> **PROBLEM DETAILS**
Extract each line where the string "this" shows up.

> **INPUT ROWS**
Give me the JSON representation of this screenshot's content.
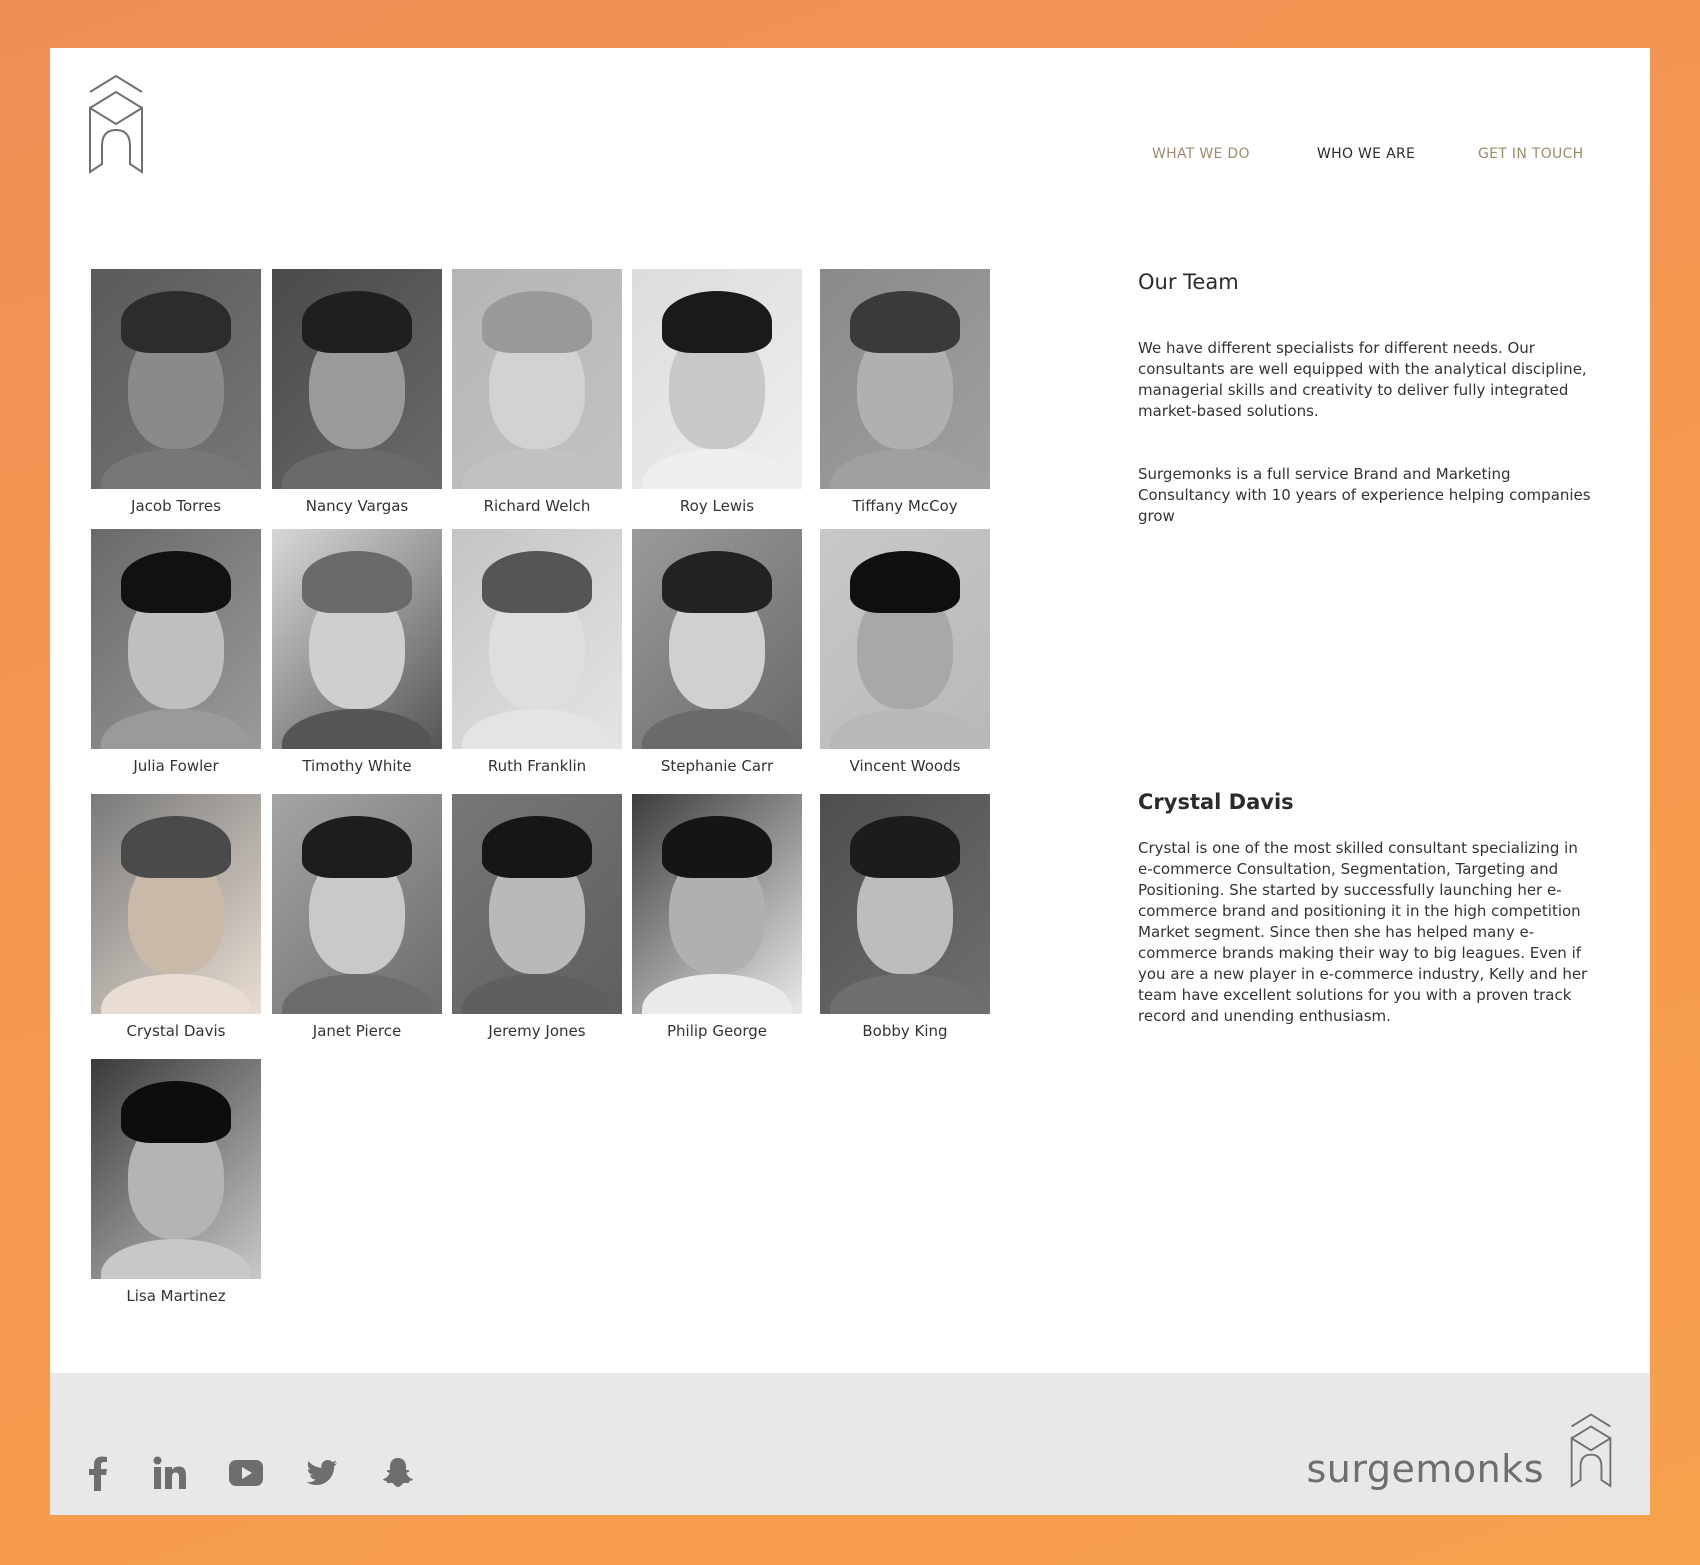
{
  "nav": {
    "items": [
      {
        "label": "WHAT WE DO",
        "active": false
      },
      {
        "label": "WHO WE ARE",
        "active": true
      },
      {
        "label": "GET IN TOUCH",
        "active": false
      }
    ]
  },
  "team": {
    "title": "Our Team",
    "paragraph1": "We have different specialists for different needs. Our consultants are well equipped with the analytical discipline, managerial skills and creativity to deliver fully integrated market-based solutions.",
    "paragraph2": "Surgemonks is a full service Brand and Marketing Consultancy with 10 years of experience helping companies grow",
    "members": [
      {
        "name": "Jacob Torres"
      },
      {
        "name": "Nancy Vargas"
      },
      {
        "name": "Richard Welch"
      },
      {
        "name": "Roy Lewis"
      },
      {
        "name": "Tiffany McCoy"
      },
      {
        "name": "Julia Fowler"
      },
      {
        "name": "Timothy White"
      },
      {
        "name": "Ruth Franklin"
      },
      {
        "name": "Stephanie Carr"
      },
      {
        "name": "Vincent Woods"
      },
      {
        "name": "Crystal Davis"
      },
      {
        "name": "Janet Pierce"
      },
      {
        "name": "Jeremy Jones"
      },
      {
        "name": "Philip George"
      },
      {
        "name": "Bobby King"
      },
      {
        "name": "Lisa Martinez"
      }
    ]
  },
  "selected_member": {
    "name": "Crystal Davis",
    "bio": "Crystal is one of the most skilled consultant specializing in e-commerce Consultation, Segmentation, Targeting and Positioning. She started by successfully launching her e-commerce brand and positioning it in the high competition Market segment. Since then she has helped many e-commerce brands making their way to big leagues. Even if you are a new player in e-commerce industry, Kelly and her team have excellent solutions for you with a proven track record and unending enthusiasm."
  },
  "footer": {
    "brand": "surgemonks",
    "social_icons": [
      "facebook-icon",
      "linkedin-icon",
      "youtube-icon",
      "twitter-icon",
      "snapchat-icon"
    ]
  },
  "colors": {
    "nav_inactive": "#a08a6c",
    "nav_active": "#2b2b2b",
    "footer_bg": "#e8e8e8",
    "icon_gray": "#6e6e6e",
    "frame_bg": "#ffffff"
  }
}
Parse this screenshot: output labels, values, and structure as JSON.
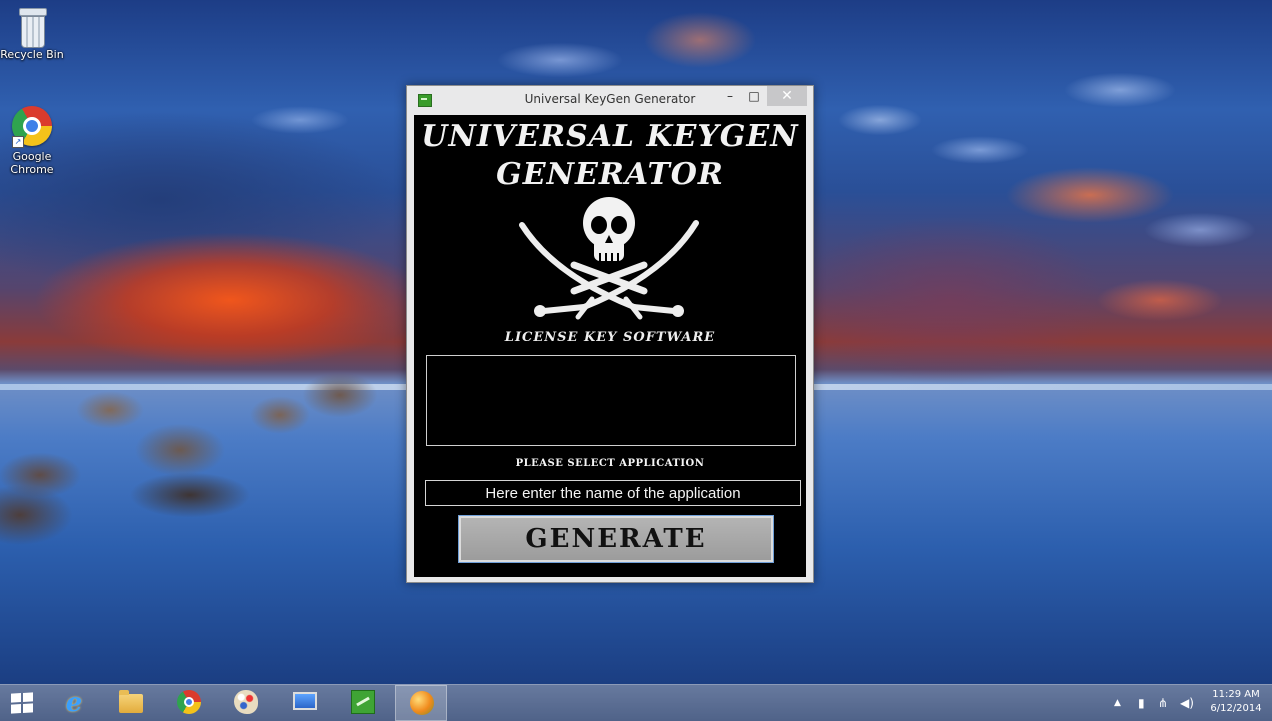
{
  "desktop": {
    "icons": [
      {
        "label": "Recycle Bin"
      },
      {
        "label_line1": "Google",
        "label_line2": "Chrome"
      }
    ]
  },
  "window": {
    "title": "Universal KeyGen Generator",
    "controls": {
      "minimize": "–",
      "maximize": "□",
      "close": "✕"
    },
    "brand_line1": "UNIVERSAL KEYGEN",
    "brand_line2": "GENERATOR",
    "subtitle": "LICENSE KEY SOFTWARE",
    "output_value": "",
    "select_label": "PLEASE SELECT APPLICATION",
    "app_input_placeholder": "Here enter the name of the application",
    "generate_label": "GENERATE"
  },
  "taskbar": {
    "items": [
      "start",
      "internet-explorer",
      "file-explorer",
      "chrome",
      "paint",
      "network",
      "keygen-app",
      "orange-app"
    ],
    "active_item": "orange-app",
    "tray": {
      "show_hidden": "▲",
      "time": "11:29 AM",
      "date": "6/12/2014"
    }
  },
  "colors": {
    "window_client": "#000000",
    "generate_button": "#a8a8a8",
    "taskbar": "#5a6e96"
  }
}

> **TASK SOLUTION**
Give me the JSON representation of this screenshot's content.
Parse this screenshot: output labels, values, and structure as JSON.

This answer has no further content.